### To-do list
**1)** Rewrite the stretch of the Tuesday tea time post that begins with the words containing "Hello Tuesday Tea" and ends with "sharing created sparkle.", swapping "garage" for "basement".
**2)** Carry on the Tuesday tea time post from the point where it stops.

Tuesday, April 19, 2016

Tuesday Tea Time!


Hello Tuesday Tea Timers!

Northern MI has finally been kissed with a touch of true Spring weather. It's amazing the buzz of energy this brings to everybody & everything. We're eager to celebrate the warm weather & all that it brings. We've already been enjoying the usual Spring cleaning pieces of switching out our wardrobes, sweeping out the garage, putting the cushions on the patio furniture, & taking longer walks with the furbaby.

Over the past several weeks one of the biggest blessings has been people sharing their stories of life with me. The stories have spanned the ages, years, & topics. They have all been raw with life & spirit, & the sharing created sparkle.

For decades it's been taboo to talk about the loss of a baby (at any stage), mental health complications, & much of life. We seem to make these taboo pieces taboo simply by not sharing our stories around them. The reality is though, even if our stories are that we don't have words to tell our stories, that is our story. There are great stories told in the silence & sighs of life, as well as in the the screams & exclamations.

### Box coordinate lists
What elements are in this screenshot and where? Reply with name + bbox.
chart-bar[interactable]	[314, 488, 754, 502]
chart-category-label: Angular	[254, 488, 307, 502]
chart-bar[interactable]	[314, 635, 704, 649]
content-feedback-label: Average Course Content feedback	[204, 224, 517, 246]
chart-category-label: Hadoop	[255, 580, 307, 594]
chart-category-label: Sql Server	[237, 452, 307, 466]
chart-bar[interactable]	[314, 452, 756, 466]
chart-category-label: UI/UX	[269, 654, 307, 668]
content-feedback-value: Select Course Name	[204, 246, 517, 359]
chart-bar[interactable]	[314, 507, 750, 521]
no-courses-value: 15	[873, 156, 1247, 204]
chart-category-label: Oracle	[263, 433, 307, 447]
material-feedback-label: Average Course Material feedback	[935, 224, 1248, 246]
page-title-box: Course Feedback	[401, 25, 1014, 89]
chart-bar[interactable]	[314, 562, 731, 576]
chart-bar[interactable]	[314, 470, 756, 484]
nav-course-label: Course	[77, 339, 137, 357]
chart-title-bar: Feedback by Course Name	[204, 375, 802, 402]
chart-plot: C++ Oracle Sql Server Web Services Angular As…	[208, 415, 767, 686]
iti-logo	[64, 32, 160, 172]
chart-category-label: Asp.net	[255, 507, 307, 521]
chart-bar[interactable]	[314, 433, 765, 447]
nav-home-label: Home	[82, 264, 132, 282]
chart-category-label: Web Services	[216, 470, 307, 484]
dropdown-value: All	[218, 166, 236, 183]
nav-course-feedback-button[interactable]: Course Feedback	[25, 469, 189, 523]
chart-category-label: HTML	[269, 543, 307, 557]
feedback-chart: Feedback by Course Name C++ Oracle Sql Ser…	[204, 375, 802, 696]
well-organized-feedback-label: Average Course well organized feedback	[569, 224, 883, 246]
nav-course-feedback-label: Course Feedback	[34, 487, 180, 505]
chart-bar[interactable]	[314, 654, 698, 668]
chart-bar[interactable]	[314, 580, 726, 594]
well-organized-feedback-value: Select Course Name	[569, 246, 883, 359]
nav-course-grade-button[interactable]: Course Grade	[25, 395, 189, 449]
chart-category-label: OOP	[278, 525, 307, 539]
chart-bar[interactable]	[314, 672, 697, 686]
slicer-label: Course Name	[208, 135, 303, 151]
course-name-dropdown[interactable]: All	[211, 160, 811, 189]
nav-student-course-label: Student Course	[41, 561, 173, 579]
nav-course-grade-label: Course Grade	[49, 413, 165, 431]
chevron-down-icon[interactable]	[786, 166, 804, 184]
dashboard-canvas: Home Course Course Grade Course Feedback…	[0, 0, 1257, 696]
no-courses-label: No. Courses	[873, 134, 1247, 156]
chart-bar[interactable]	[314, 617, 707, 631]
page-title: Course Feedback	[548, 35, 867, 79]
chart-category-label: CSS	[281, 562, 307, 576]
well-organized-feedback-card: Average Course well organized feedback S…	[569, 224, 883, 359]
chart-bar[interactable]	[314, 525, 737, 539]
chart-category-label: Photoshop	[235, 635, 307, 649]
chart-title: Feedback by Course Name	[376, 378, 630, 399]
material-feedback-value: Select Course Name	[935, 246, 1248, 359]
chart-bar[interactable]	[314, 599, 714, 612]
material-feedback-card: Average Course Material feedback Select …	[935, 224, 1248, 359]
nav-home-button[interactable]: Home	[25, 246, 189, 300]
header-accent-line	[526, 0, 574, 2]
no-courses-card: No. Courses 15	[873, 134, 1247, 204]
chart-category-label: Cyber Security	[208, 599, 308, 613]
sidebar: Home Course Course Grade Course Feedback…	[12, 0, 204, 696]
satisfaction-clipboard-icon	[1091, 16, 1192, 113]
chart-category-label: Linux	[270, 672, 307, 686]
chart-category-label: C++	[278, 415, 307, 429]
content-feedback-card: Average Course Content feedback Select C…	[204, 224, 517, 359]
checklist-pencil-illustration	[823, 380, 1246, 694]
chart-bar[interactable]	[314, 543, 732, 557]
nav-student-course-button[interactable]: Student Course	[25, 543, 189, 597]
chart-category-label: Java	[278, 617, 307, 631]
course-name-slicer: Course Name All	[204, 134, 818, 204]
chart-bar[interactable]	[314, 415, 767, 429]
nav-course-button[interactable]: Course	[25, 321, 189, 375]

### Answers to the exercise
**1)**
Hello Tuesday Tea Timers!

Northern MI has finally been kissed with a touch of true Spring weather. It's amazing the buzz of energy this brings to everybody & everything. We're eager to celebrate the warm weather & all that it brings. We've already been enjoying the usual Spring cleaning pieces of switching out our wardrobes, sweeping out the basement, putting the cushions on the patio furniture, & taking longer walks with the furbaby.

Over the past several weeks one of the biggest blessings has been people sharing their stories of life with me. The stories have spanned the ages, years, & topics. They have all been raw with life & spirit, & the sharing created sparkle.

**2)**
My story, in just the last year or so, has been greatly impacted by the realities of a loved one living with mental health complications that have rocked our world. And if you've been following tea times recently, you know that last month I delivered our first baby extremely prematurely resulting in her death & the loss of a piece of our hearts. We are a living taboo & our stories are one in a million.

Thank you to all for sharing the deep, below the surface realities of life with me. We learn how to react & care for one another in the taboos of life, when we live through these moments together. Living through these moments with y'all near & far is a blessed time of sharing our hearts with one another.